---------- MATERIAL SHOWN ----------

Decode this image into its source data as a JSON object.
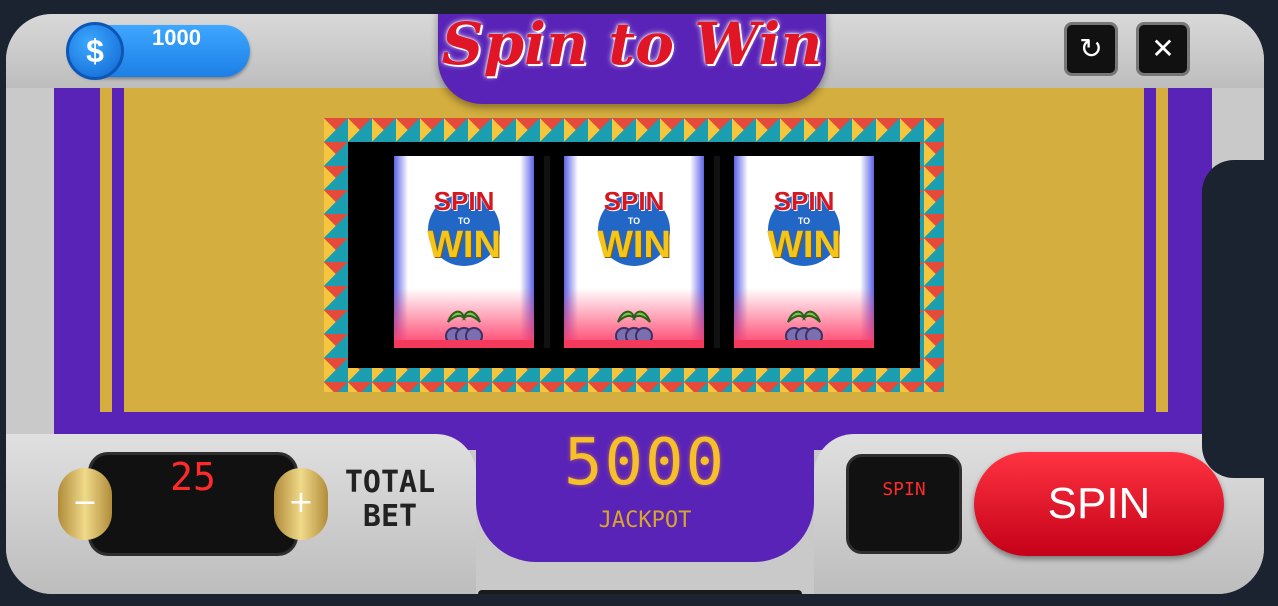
{
  "balance": {
    "currency_symbol": "$",
    "amount": "1000"
  },
  "title": "Spin to Win",
  "top_buttons": {
    "refresh_icon": "refresh-icon",
    "close_icon": "close-icon",
    "refresh_glyph": "↻",
    "close_glyph": "✕"
  },
  "reels": [
    {
      "top": {
        "spin": "SPIN",
        "to": "TO",
        "win": "WIN"
      },
      "bottom_symbol": "grapes"
    },
    {
      "top": {
        "spin": "SPIN",
        "to": "TO",
        "win": "WIN"
      },
      "bottom_symbol": "grapes"
    },
    {
      "top": {
        "spin": "SPIN",
        "to": "TO",
        "win": "WIN"
      },
      "bottom_symbol": "grapes"
    }
  ],
  "jackpot": {
    "value": "5000",
    "label": "JACKPOT"
  },
  "bet": {
    "value": "25",
    "minus": "−",
    "plus": "+",
    "label_line1": "TOTAL",
    "label_line2": "BET"
  },
  "spin_display": "SPIN",
  "spin_button": "SPIN",
  "colors": {
    "purple": "#5a23b8",
    "gold": "#d4ae3f",
    "red": "#d7171f",
    "blue": "#1c7fe6"
  }
}
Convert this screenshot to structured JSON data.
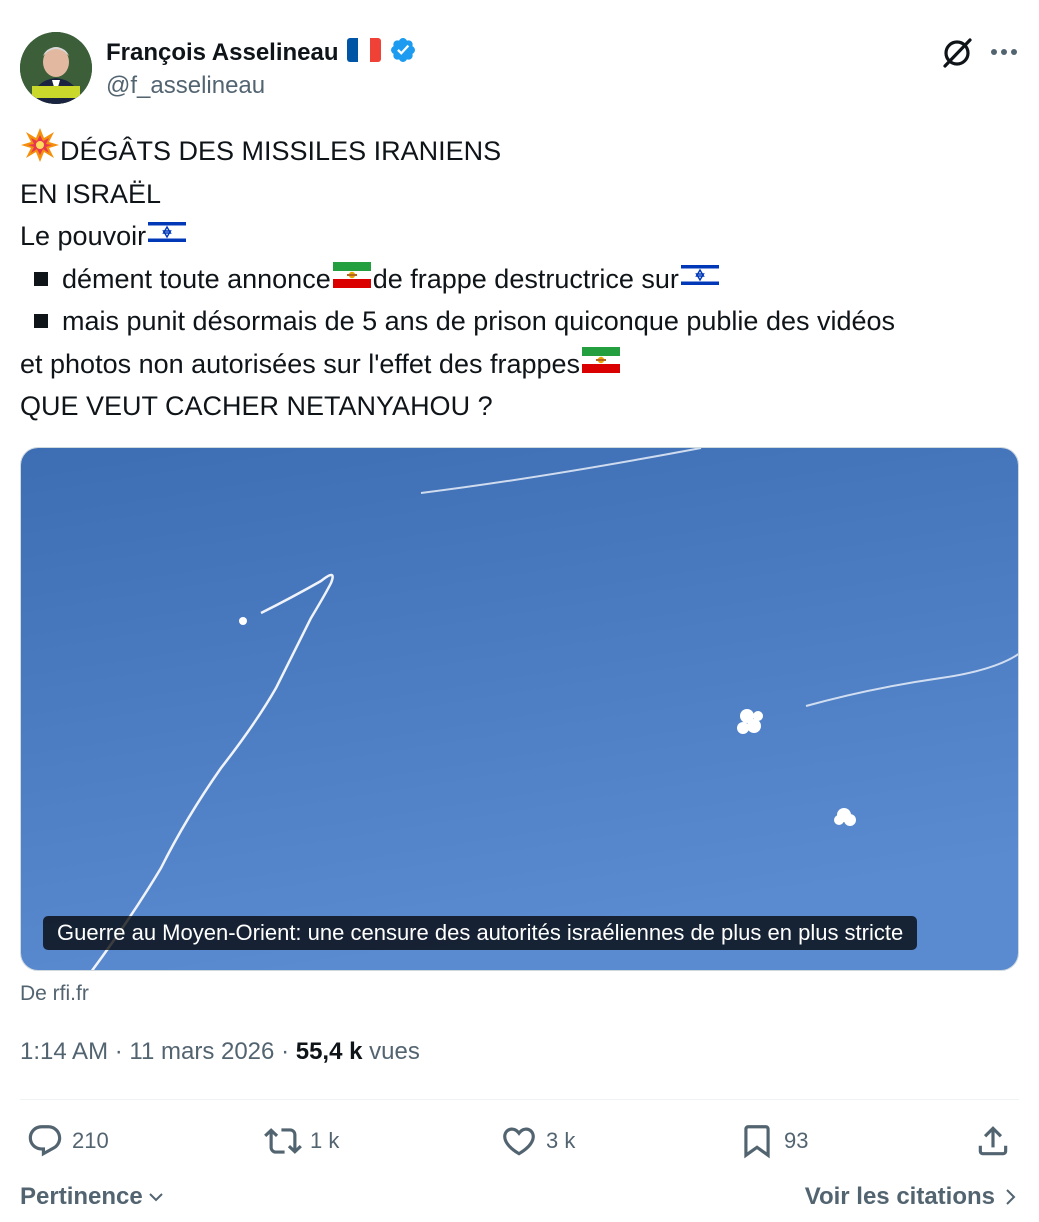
{
  "author": {
    "name": "François Asselineau",
    "handle": "@f_asselineau",
    "avatar_badge": "ASSELINEAU 2027",
    "verified": true
  },
  "tweet": {
    "line1": "DÉGÂTS DES MISSILES IRANIENS",
    "line2": "EN ISRAËL",
    "line3": "Le pouvoir",
    "bullet1_a": "dément toute annonce",
    "bullet1_b": "de frappe destructrice sur",
    "bullet2": "mais punit désormais de 5 ans de prison quiconque publie des vidéos",
    "line4": "et photos non autorisées sur l'effet des frappes",
    "line5": "QUE VEUT CACHER NETANYAHOU ?"
  },
  "card": {
    "caption": "Guerre au Moyen-Orient: une censure des autorités israéliennes de plus en plus stricte",
    "source": "De rfi.fr"
  },
  "meta": {
    "time": "1:14 AM",
    "date": "11 mars 2026",
    "views_count": "55,4 k",
    "views_label": "vues"
  },
  "actions": {
    "replies": "210",
    "reposts": "1 k",
    "likes": "3 k",
    "bookmarks": "93"
  },
  "footer": {
    "sort_label": "Pertinence",
    "quotes_label": "Voir les citations"
  },
  "colors": {
    "text": "#0f1419",
    "secondary": "#536471",
    "verified": "#1d9bf0",
    "sky": "#4a7cc4"
  }
}
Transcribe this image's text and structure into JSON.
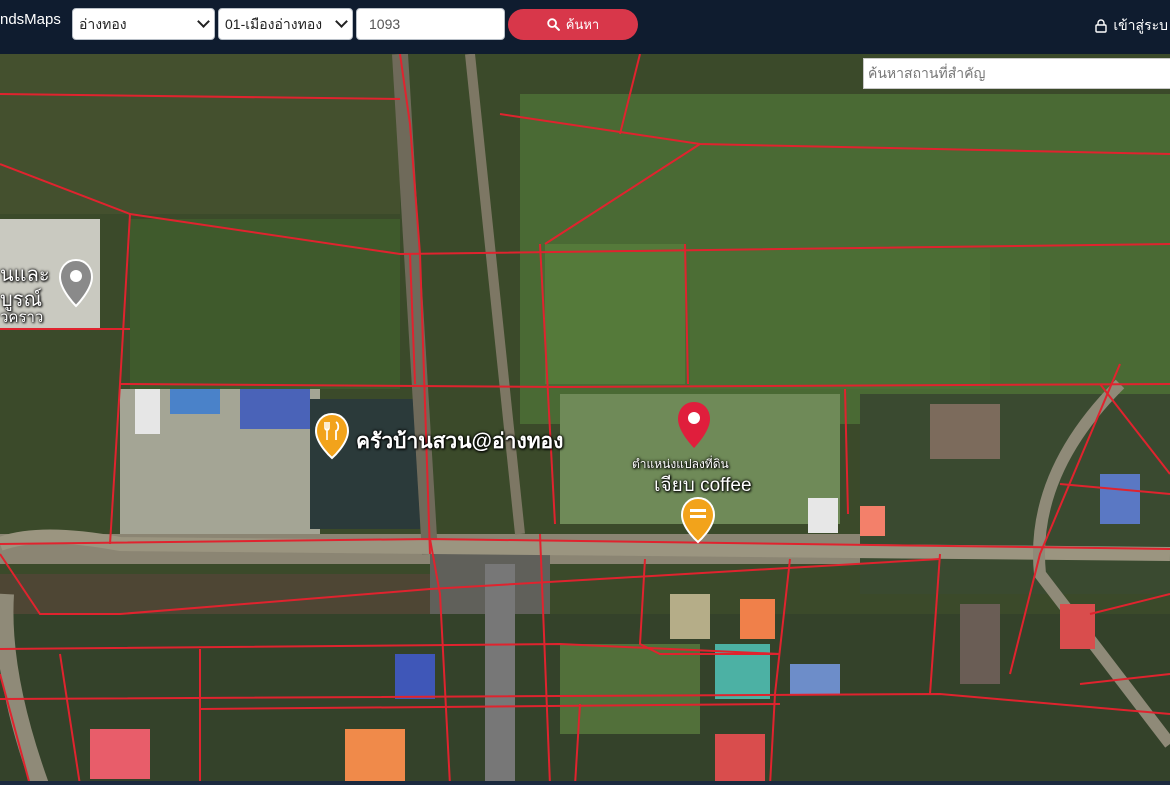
{
  "header": {
    "brand": "ndsMaps",
    "province_select": "อ่างทอง",
    "district_select": "01-เมืองอ่างทอง",
    "parcel_input": "1093",
    "search_button": "ค้นหา",
    "login_label": "เข้าสู่ระบ"
  },
  "map": {
    "place_search_placeholder": "ค้นหาสถานที่สำคัญ",
    "labels": {
      "poi_left_line1": "นและ",
      "poi_left_line2": "บูรณ์",
      "poi_left_line3": "วคราว",
      "restaurant": "ครัวบ้านสวน@อ่างทอง",
      "parcel_marker": "ตำแหน่งแปลงที่ดิน",
      "cafe": "เจียบ coffee"
    },
    "colors": {
      "parcel_lines": "#e0232e",
      "marker_red": "#e01e3c",
      "poi_orange": "#f2a31b",
      "poi_gray": "#8a8a8a"
    }
  }
}
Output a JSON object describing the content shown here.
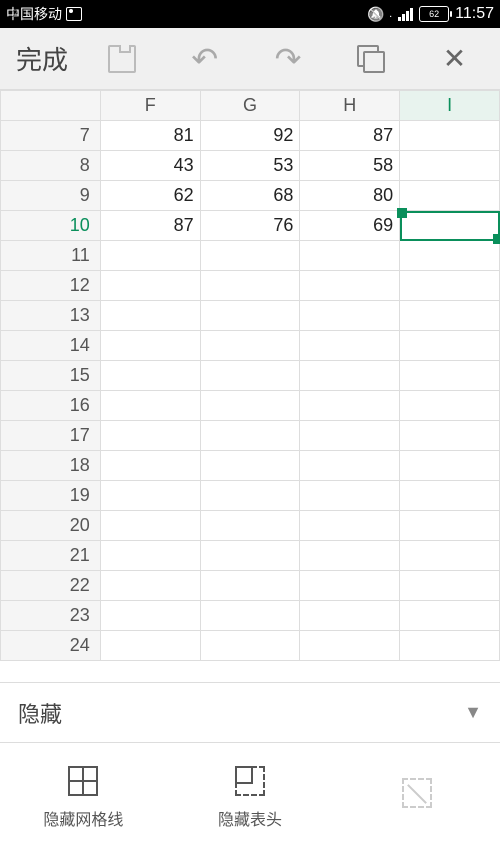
{
  "status": {
    "carrier": "中国移动",
    "battery": "62",
    "time": "11:57"
  },
  "toolbar": {
    "done": "完成",
    "copy_count": "2"
  },
  "sheet": {
    "cols": [
      "F",
      "G",
      "H",
      "I"
    ],
    "rows": [
      "7",
      "8",
      "9",
      "10",
      "11",
      "12",
      "13",
      "14",
      "15",
      "16",
      "17",
      "18",
      "19",
      "20",
      "21",
      "22",
      "23",
      "24"
    ],
    "data": {
      "7": {
        "F": "81",
        "G": "92",
        "H": "87"
      },
      "8": {
        "F": "43",
        "G": "53",
        "H": "58"
      },
      "9": {
        "F": "62",
        "G": "68",
        "H": "80"
      },
      "10": {
        "F": "87",
        "G": "76",
        "H": "69"
      }
    },
    "active_row": "10",
    "active_col": "I"
  },
  "panel": {
    "hide_label": "隐藏"
  },
  "bottom": {
    "grid": "隐藏网格线",
    "header": "隐藏表头",
    "cut": ""
  }
}
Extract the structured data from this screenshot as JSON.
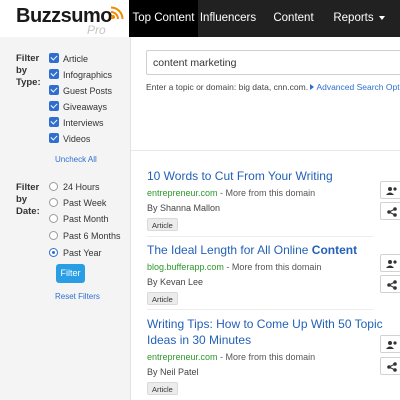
{
  "app": {
    "logo_text": "Buzzsumo",
    "logo_sub": "Pro"
  },
  "nav": {
    "items": [
      {
        "label": "Top Content",
        "active": true
      },
      {
        "label": "Influencers",
        "active": false
      },
      {
        "label": "Content Alerts",
        "active": false
      },
      {
        "label": "Reports",
        "active": false
      }
    ]
  },
  "sidebar": {
    "type_filter": {
      "title_lines": [
        "Filter",
        "by",
        "Type:"
      ],
      "options": [
        {
          "label": "Article",
          "checked": true
        },
        {
          "label": "Infographics",
          "checked": true
        },
        {
          "label": "Guest Posts",
          "checked": true
        },
        {
          "label": "Giveaways",
          "checked": true
        },
        {
          "label": "Interviews",
          "checked": true
        },
        {
          "label": "Videos",
          "checked": true
        }
      ],
      "uncheck_all": "Uncheck All"
    },
    "date_filter": {
      "title_lines": [
        "Filter",
        "by",
        "Date:"
      ],
      "options": [
        {
          "label": "24 Hours",
          "selected": false
        },
        {
          "label": "Past Week",
          "selected": false
        },
        {
          "label": "Past Month",
          "selected": false
        },
        {
          "label": "Past 6 Months",
          "selected": false
        },
        {
          "label": "Past Year",
          "selected": true
        }
      ]
    },
    "filter_button": "Filter",
    "reset_filters": "Reset Filters"
  },
  "search": {
    "value": "content marketing",
    "hint": "Enter a topic or domain: big data, cnn.com.",
    "advanced_label": "Advanced Search Optio"
  },
  "results": [
    {
      "title_parts": [
        {
          "text": "10 Words to Cut From Your Writing",
          "bold": false
        }
      ],
      "domain": "entrepreneur.com",
      "domain_more": " - More from this domain",
      "author": "By Shanna Mallon",
      "tag": "Article"
    },
    {
      "title_parts": [
        {
          "text": "The Ideal Length for All Online ",
          "bold": false
        },
        {
          "text": "Content",
          "bold": true
        }
      ],
      "domain": "blog.bufferapp.com",
      "domain_more": " - More from this domain",
      "author": "By Kevan Lee",
      "tag": "Article"
    },
    {
      "title_parts": [
        {
          "text": "Writing Tips: How to Come Up With 50 Topic Ideas in 30 Minutes",
          "bold": false
        }
      ],
      "domain": "entrepreneur.com",
      "domain_more": " - More from this domain",
      "author": "By Neil Patel",
      "tag": "Article"
    }
  ],
  "colors": {
    "accent": "#2f6fd0",
    "link_title": "#2361b8",
    "domain_green": "#2b9a2b",
    "nav_bg": "#212121",
    "button_blue": "#2a9ee5"
  }
}
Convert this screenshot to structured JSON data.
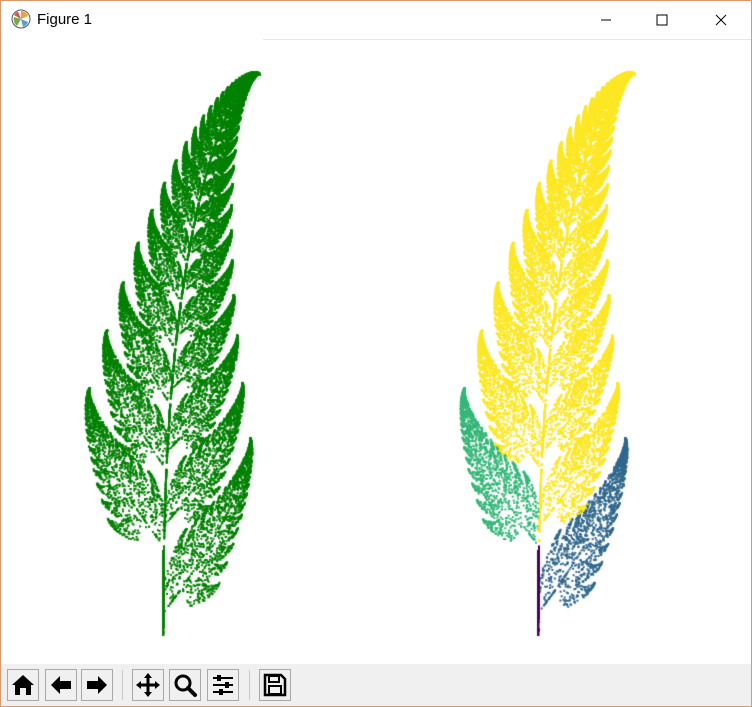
{
  "window": {
    "title": "Figure 1",
    "controls": [
      "minimize-icon",
      "maximize-icon",
      "close-icon"
    ]
  },
  "figure": {
    "panels": [
      {
        "name": "fern-solid",
        "color": "#008000",
        "points": 26000
      },
      {
        "name": "fern-colored-by-transform",
        "colors": {
          "stem": "#440154",
          "left_leaflet": "#31688e",
          "right_leaflet": "#35b779",
          "body": "#fde725"
        },
        "points": 26000
      }
    ]
  },
  "toolbar": {
    "buttons": [
      "home-icon",
      "back-icon",
      "forward-icon",
      "pan-icon",
      "zoom-icon",
      "configure-icon",
      "save-icon"
    ]
  }
}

----------

DO THIS —
Using the records above, copy each line that contains "source".

RESULT —
Decode this image into its source data as a JSON object.
    "source": "De rfi.fr"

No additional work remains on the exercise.